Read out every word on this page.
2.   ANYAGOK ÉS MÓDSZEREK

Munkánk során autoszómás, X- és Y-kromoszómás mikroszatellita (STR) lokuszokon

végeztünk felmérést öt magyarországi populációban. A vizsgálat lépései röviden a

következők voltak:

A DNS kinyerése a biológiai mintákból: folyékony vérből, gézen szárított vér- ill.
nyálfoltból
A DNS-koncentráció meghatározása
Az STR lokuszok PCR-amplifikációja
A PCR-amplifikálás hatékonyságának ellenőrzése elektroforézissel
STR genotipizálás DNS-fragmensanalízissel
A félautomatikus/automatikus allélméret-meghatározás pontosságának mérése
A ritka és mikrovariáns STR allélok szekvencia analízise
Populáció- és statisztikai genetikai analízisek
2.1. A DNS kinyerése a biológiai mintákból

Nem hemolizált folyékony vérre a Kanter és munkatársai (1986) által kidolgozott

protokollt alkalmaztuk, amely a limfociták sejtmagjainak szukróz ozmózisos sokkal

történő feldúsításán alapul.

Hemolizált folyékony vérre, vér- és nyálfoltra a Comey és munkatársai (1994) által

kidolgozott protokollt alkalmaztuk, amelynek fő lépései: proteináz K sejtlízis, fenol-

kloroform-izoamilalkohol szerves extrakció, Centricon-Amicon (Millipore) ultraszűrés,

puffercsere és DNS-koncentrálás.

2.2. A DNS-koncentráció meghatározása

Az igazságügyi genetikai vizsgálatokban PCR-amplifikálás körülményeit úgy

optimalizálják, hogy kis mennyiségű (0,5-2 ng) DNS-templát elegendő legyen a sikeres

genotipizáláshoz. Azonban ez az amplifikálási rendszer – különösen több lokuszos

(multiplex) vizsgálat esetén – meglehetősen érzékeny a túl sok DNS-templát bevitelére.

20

▶ [TO DO]: Every line in the data that holds the string "templát" should be returned.

▶ [EXERCISE OUTPUT]:
optimalizálják, hogy kis mennyiségű (0,5-2 ng) DNS-templát elegendő legyen a sikeres
(multiplex) vizsgálat esetén – meglehetősen érzékeny a túl sok DNS-templát bevitelére.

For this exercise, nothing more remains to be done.